----- Material shown -----

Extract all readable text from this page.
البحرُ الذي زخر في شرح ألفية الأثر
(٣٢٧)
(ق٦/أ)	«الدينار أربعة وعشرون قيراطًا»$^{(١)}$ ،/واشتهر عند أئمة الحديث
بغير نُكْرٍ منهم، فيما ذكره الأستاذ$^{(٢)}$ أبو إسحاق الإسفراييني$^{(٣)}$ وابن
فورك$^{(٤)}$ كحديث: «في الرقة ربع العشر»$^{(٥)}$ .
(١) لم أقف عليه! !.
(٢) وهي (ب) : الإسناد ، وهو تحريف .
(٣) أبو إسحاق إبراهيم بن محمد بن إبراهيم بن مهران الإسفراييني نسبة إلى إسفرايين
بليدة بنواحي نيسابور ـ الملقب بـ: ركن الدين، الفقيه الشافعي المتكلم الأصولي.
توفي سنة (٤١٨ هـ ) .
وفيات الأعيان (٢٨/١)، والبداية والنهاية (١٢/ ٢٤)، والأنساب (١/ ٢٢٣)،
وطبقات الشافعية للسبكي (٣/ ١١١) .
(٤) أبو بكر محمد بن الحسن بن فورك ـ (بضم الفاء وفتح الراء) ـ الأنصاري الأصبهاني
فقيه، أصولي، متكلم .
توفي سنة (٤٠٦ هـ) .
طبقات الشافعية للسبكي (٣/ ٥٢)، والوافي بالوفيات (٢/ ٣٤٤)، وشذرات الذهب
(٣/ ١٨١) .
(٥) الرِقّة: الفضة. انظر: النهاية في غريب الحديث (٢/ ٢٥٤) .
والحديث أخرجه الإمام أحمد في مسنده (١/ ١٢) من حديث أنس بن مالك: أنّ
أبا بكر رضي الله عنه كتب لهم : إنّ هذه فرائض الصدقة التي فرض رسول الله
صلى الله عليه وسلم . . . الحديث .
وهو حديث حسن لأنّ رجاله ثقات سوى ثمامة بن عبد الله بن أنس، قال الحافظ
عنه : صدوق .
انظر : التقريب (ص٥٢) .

-----

# Task description:
Scan the material for lines with the word "للسبكي", and copy each line you find.

# The answer:
وطبقات الشافعية للسبكي (٣/ ١١١) .
طبقات الشافعية للسبكي (٣/ ٥٢)، والوافي بالوفيات (٢/ ٣٤٤)، وشذرات الذهب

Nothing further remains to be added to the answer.